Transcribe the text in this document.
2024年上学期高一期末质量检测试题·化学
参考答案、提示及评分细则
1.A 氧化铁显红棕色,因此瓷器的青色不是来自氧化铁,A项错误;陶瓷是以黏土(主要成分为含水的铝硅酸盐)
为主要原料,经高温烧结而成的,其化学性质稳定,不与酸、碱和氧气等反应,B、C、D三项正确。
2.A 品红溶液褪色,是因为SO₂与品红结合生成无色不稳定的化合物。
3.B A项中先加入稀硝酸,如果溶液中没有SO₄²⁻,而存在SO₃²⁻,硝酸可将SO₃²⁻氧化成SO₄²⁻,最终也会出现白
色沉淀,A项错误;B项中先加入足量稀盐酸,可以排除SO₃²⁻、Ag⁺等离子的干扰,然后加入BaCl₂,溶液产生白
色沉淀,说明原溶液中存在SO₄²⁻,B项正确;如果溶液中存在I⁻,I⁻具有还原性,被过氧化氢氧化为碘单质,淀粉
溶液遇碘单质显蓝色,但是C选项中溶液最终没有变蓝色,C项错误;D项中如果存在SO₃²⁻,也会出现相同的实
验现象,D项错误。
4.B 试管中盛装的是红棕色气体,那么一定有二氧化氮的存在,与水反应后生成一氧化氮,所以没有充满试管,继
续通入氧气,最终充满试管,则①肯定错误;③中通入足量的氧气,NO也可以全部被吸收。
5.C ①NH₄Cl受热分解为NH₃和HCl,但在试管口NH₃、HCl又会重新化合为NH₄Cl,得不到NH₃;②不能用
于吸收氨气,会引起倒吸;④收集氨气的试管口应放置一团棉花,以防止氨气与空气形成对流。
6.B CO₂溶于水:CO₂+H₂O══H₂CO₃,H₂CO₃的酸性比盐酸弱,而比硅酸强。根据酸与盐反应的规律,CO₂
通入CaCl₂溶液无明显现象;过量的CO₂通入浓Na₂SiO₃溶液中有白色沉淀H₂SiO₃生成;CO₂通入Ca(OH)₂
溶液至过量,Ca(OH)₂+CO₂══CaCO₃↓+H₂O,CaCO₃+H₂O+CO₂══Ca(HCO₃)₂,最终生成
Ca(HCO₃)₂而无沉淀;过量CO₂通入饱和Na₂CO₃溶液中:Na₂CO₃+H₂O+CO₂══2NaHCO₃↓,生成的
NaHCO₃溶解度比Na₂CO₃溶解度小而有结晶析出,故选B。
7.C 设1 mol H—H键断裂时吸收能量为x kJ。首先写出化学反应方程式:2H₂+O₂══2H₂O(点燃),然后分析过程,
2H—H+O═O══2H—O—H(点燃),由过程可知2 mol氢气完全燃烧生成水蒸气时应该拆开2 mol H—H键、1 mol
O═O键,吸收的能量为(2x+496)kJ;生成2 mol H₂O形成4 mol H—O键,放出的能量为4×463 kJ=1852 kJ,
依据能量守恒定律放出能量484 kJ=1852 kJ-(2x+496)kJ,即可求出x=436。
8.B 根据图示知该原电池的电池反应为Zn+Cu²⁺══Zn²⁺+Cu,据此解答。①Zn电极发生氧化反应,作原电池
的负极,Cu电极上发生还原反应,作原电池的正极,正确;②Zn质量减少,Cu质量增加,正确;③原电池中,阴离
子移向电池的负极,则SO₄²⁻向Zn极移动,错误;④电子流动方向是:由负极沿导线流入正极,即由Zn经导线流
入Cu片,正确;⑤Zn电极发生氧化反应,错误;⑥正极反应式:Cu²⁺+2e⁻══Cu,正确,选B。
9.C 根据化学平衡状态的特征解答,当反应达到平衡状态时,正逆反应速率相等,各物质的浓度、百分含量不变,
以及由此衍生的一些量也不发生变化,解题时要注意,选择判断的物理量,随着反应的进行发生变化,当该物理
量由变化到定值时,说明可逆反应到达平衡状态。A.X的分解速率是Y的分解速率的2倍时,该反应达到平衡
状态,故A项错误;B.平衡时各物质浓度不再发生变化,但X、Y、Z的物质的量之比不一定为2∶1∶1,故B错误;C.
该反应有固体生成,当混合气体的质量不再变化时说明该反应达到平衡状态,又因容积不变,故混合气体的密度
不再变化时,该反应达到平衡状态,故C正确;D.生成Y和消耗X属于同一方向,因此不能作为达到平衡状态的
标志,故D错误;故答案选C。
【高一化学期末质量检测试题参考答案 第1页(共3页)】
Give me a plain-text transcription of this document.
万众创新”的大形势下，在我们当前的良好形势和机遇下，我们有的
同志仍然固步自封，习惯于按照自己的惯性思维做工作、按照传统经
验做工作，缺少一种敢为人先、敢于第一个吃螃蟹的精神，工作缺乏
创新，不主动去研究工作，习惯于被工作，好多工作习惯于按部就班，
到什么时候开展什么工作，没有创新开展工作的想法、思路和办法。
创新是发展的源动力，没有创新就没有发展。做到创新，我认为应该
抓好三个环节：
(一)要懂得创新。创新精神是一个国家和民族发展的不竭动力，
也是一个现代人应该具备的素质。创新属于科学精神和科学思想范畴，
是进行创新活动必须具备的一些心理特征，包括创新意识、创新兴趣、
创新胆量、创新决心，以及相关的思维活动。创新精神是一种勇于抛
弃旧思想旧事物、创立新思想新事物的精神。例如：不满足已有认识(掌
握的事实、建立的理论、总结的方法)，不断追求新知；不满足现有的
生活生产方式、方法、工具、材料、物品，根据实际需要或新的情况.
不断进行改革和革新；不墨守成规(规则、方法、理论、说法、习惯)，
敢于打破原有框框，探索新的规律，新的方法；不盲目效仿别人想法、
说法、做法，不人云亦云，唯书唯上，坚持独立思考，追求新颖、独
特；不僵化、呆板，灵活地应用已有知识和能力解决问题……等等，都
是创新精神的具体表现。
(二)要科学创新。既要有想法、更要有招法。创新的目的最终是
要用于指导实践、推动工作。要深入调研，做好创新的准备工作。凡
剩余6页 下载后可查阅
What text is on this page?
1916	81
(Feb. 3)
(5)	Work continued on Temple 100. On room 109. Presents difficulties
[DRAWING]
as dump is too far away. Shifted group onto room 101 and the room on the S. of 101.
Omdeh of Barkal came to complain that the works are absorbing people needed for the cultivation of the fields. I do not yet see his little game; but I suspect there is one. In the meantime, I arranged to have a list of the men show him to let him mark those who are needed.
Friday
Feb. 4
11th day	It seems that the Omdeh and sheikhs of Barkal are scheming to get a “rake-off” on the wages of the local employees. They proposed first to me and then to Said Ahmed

==*==

• **Task instructions**
Find the lines above holding the word "room" and show them.

• **Solution to this task**
(5)	Work continued on Temple 100. On room 109. Presents difficulties
as dump is too far away. Shifted group onto room 101 and the room on the S. of 101.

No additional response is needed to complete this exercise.